# Exercises to complete
A) Decide whether each statement below agrees with the commit message about CLIC interrupt levels, answering yes or no and quoting the exact words of that text that settle it: (i) mintstatus.MIL is read-only; (ii) the commit introduces CONFIG_RISCV_ALWAYS_SWITCH_THROUGH_ECALL; (iii) on Nuclei ECLIC, mintstatus.MIL is restored from mcause.MPIL only when mcause.interrupt is set.
B) Write a continuation of the commit message about CLIC interrupt levels, starting right after its final sentence.

# Source
CLIC supports mintstatus.MIL (RO) and mcause.MPIL (RW) for the current
interrupt level and the previous interrut level before a trap. Each ISR
must execute MRET to set mcause.MPIL back to mintstatus.MIL.

This commit introduces CONFIG_CLIC_SUPPORT_INTERRUPT_PREEMPTION to handle
mcause.MPIL for interrupt preemption in nested ISR, and uses
CONFIG_RISCV_ALWAYS_SWITCH_THROUGH_ECALL to ensure ISR always switch out
with MRET.

e.g.
  With CONFIG_RISCV_ALWAYS_SWITCH_THROUGH_ECALL=n, a context-switch in
  ISR may skip MRET in this flow:
  IRQ -> _isr_wrapper -> z_riscv_switch() -> retrun to arch_switch()

Signed-off-by: Jimmy Zheng <jimmyzhe@andestech.com>
For Nuclei ECLIC, the interrupt level (mintstatus.MIL) is restored from
the previous interrupt level (mcause.MPIL) only if mcause.interrupt is set.

# Data section
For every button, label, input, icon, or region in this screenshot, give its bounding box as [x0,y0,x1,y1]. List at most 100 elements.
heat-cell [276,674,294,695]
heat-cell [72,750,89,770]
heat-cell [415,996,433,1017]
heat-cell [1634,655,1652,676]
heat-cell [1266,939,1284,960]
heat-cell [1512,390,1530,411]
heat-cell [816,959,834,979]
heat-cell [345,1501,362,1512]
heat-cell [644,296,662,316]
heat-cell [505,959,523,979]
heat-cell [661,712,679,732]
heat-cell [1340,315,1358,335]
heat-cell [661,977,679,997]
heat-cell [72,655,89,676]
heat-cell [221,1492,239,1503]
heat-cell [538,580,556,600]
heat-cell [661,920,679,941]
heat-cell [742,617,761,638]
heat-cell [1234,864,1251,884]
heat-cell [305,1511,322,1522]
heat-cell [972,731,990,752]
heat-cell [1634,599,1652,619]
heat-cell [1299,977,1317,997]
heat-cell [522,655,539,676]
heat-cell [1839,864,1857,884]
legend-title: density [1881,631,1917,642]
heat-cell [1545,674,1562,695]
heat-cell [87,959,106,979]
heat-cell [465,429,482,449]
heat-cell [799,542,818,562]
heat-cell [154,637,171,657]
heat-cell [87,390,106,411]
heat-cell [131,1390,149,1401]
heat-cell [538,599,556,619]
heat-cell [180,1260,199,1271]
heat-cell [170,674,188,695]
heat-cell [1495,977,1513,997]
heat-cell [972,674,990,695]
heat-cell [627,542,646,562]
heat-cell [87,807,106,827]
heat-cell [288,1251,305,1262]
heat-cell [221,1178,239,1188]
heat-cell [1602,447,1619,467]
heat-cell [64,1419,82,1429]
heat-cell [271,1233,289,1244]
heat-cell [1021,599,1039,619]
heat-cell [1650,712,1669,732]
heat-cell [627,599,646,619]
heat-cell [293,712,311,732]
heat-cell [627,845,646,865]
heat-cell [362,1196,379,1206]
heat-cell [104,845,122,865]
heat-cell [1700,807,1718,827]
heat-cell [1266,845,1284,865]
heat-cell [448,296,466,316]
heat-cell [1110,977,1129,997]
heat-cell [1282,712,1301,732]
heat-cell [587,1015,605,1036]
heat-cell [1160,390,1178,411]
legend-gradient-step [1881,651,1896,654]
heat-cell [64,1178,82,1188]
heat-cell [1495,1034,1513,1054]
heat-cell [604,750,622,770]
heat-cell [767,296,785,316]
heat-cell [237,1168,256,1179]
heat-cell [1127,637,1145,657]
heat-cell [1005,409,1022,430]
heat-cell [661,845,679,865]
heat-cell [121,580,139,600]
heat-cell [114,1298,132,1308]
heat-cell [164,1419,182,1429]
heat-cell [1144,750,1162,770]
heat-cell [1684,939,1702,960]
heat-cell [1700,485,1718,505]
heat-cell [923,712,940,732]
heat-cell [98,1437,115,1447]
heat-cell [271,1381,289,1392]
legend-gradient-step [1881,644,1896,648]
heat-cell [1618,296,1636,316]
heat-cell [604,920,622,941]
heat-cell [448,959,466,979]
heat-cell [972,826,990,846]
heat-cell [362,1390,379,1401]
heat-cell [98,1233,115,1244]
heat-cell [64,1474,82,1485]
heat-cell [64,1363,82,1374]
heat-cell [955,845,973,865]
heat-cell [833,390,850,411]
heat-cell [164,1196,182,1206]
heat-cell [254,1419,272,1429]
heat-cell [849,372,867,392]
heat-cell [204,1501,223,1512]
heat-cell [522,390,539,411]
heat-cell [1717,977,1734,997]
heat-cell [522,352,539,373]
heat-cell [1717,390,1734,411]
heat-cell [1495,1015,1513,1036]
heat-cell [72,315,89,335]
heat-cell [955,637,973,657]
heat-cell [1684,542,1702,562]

# Exercise answers
A)
(i) Yes: "mintstatus.MIL (RO)".
(ii) No: "This commit introduces CONFIG_CLIC_SUPPORT_INTERRUPT_PREEMPTION" and "uses CONFIG_RISCV_ALWAYS_SWITCH_THROUGH_ECALL".
(iii) Yes: "the interrupt level (mintstatus.MIL) is restored from the previous interrupt level (mcause.MPIL) only if mcause.interrupt is set."

B)
This behavior is not defined in the RISC-V CLIC spec.
If an ISR causes a context switch and mcause.interrupt is not set in the
next context (e.g. the next context is yielded from ecall), interrupts will
be masked after MRET because the interrupt level is not restored.

Use SOC-specific context to set mcause.interrupt to ensure the interrupt
level is restored correctly.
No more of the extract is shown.